__Your instructions__: Make an exact copy of the entries below with the pictures removed.
Begin
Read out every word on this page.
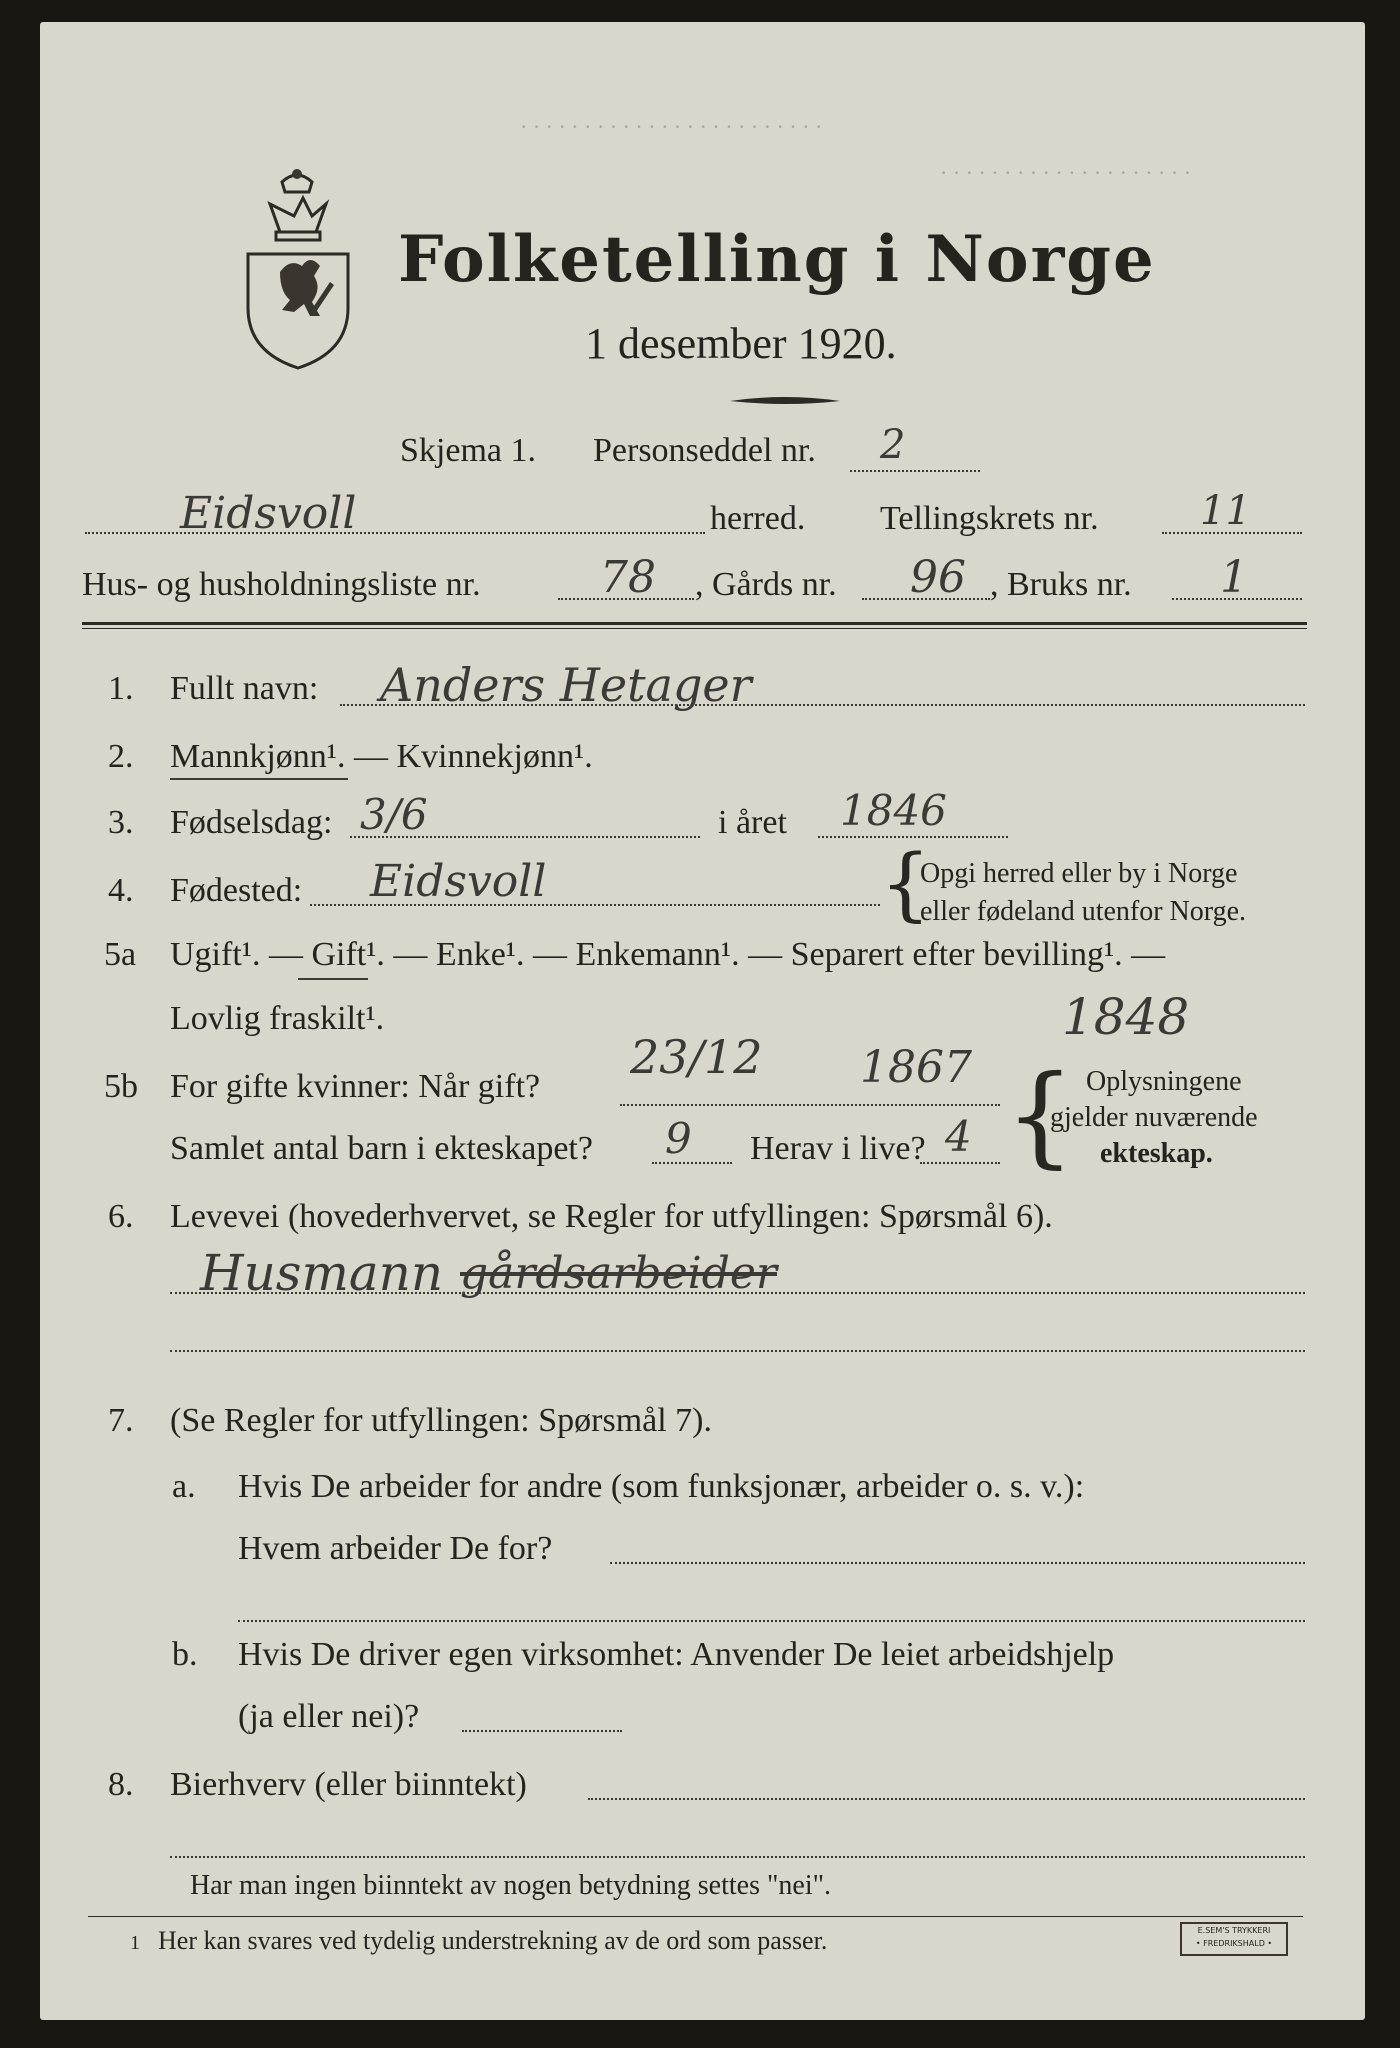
· · · · · · · · · · · · · · · · · · · · · · · ·
· · · · · · · · · · · · · · · · · · · ·
Folketelling i Norge
1 desember 1920.
Skjema 1. Personseddel nr. 2
Eidsvoll	herred. Tellingskrets nr.	11
Hus- og husholdningsliste nr.	78 , Gårds nr. 96 , Bruks nr. 1
1. Fullt navn: Anders Hetager
2. Mannkjønn¹. — Kvinnekjønn¹.
3. Fødselsdag: 3/6	i året 1846
4. Fødested: Eidsvoll	{
Opgi herred eller by i Norge
eller fødeland utenfor Norge.
5a Ugift¹. — Gift¹. — Enke¹. — Enkemann¹. — Separert efter bevilling¹. —
Lovlig fraskilt¹.
5b For gifte kvinner: Når gift?
23/12 1867
1848
Samlet antal barn i ekteskapet? 9 Herav i live? 4 { Oplysningene
gjelder nuværende
ekteskap.
6. Levevei (hovederhvervet, se Regler for utfyllingen: Spørsmål 6).
Husmann gårdsarbeider
7. (Se Regler for utfyllingen: Spørsmål 7).
a. Hvis De arbeider for andre (som funksjonær, arbeider o. s. v.):
Hvem arbeider De for?
b. Hvis De driver egen virksomhet: Anvender De leiet arbeidshjelp
(ja eller nei)?
8. Bierhverv (eller biinntekt)
Har man ingen biinntekt av nogen betydning settes "nei".
1 Her kan svares ved tydelig understrekning av de ord som passer.	E.SEM'S TRYKKERI
• FREDRIKSHALD •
End
__Finished exercise__:
Read out every word on this page.
· · · · · · · · · · · · · · · · · · · · · · · ·
· · · · · · · · · · · · · · · · · · · ·
Folketelling i Norge
1 desember 1920.
Skjema 1. Personseddel nr. 2
Eidsvoll	herred. Tellingskrets nr.	11
Hus- og husholdningsliste nr.	78 , Gårds nr. 96 , Bruks nr. 1
1. Fullt navn: Anders Hetager
2. Mannkjønn¹. — Kvinnekjønn¹.
3. Fødselsdag: 3/6	i året 1846
4. Fødested: Eidsvoll	{
Opgi herred eller by i Norge
eller fødeland utenfor Norge.
5a Ugift¹. — Gift¹. — Enke¹. — Enkemann¹. — Separert efter bevilling¹. —
Lovlig fraskilt¹.
5b For gifte kvinner: Når gift?
23/12 1867
1848
Samlet antal barn i ekteskapet? 9 Herav i live? 4 { Oplysningene
gjelder nuværende
ekteskap.
6. Levevei (hovederhvervet, se Regler for utfyllingen: Spørsmål 6).
Husmann gårdsarbeider
7. (Se Regler for utfyllingen: Spørsmål 7).
a. Hvis De arbeider for andre (som funksjonær, arbeider o. s. v.):
Hvem arbeider De for?
b. Hvis De driver egen virksomhet: Anvender De leiet arbeidshjelp
(ja eller nei)?
8. Bierhverv (eller biinntekt)
Har man ingen biinntekt av nogen betydning settes "nei".
1 Her kan svares ved tydelig understrekning av de ord som passer.	E.SEM'S TRYKKERI
• FREDRIKSHALD •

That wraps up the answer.